[Stored data]

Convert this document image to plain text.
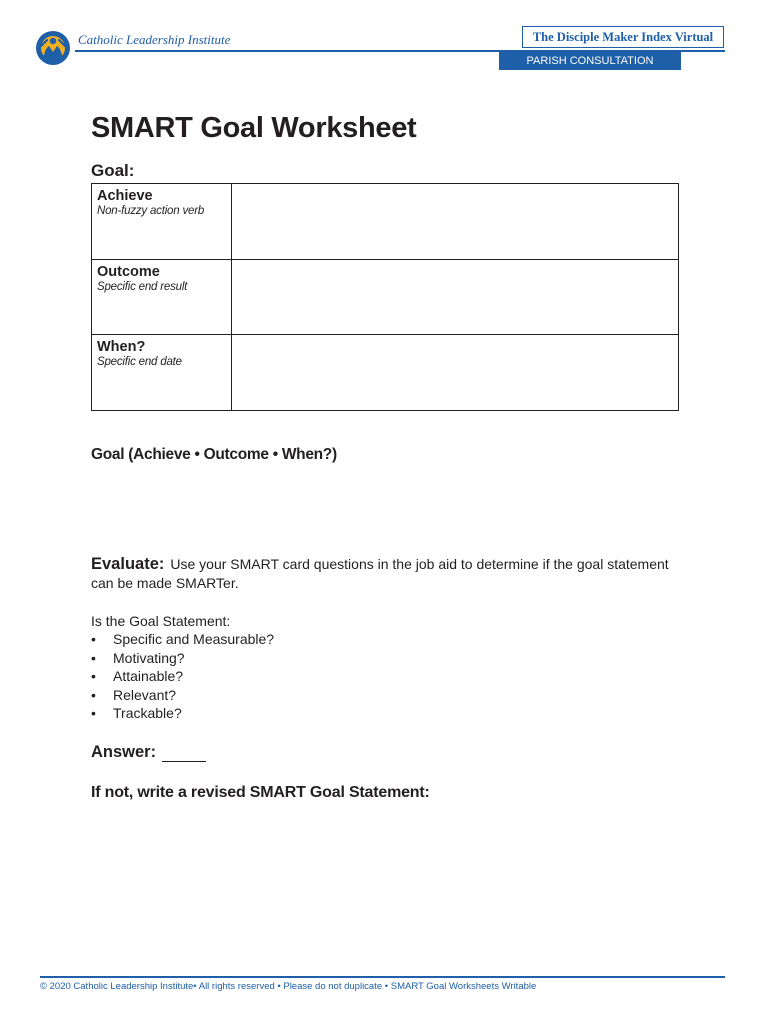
Catholic Leadership Institute	The Disciple Maker Index Virtual
PARISH CONSULTATION
SMART Goal Worksheet
Goal:
Achieve
Non-fuzzy action verb
Outcome
Specific end result
When?
Specific end date
Goal (Achieve • Outcome • When?)
Evaluate: Use your SMART card questions in the job aid to determine if the goal statement can be made SMARTer.
Is the Goal Statement:
• Specific and Measurable?
• Motivating?
• Attainable?
• Relevant?
• Trackable?
Answer:
If not, write a revised SMART Goal Statement:
© 2020 Catholic Leadership Institute• All rights reserved • Please do not duplicate • SMART Goal Worksheets Writable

Stated task: Keep the pictures out of the copy and write out the data exactly as it stands.

Completed task:
Convert this document image to plain text.
Catholic Leadership Institute	The Disciple Maker Index Virtual
PARISH CONSULTATION
SMART Goal Worksheet
Goal:
Achieve
Non-fuzzy action verb
Outcome
Specific end result
When?
Specific end date
Goal (Achieve • Outcome • When?)
Evaluate: Use your SMART card questions in the job aid to determine if the goal statement can be made SMARTer.
Is the Goal Statement:
• Specific and Measurable?
• Motivating?
• Attainable?
• Relevant?
• Trackable?
Answer:
If not, write a revised SMART Goal Statement:
© 2020 Catholic Leadership Institute• All rights reserved • Please do not duplicate • SMART Goal Worksheets Writable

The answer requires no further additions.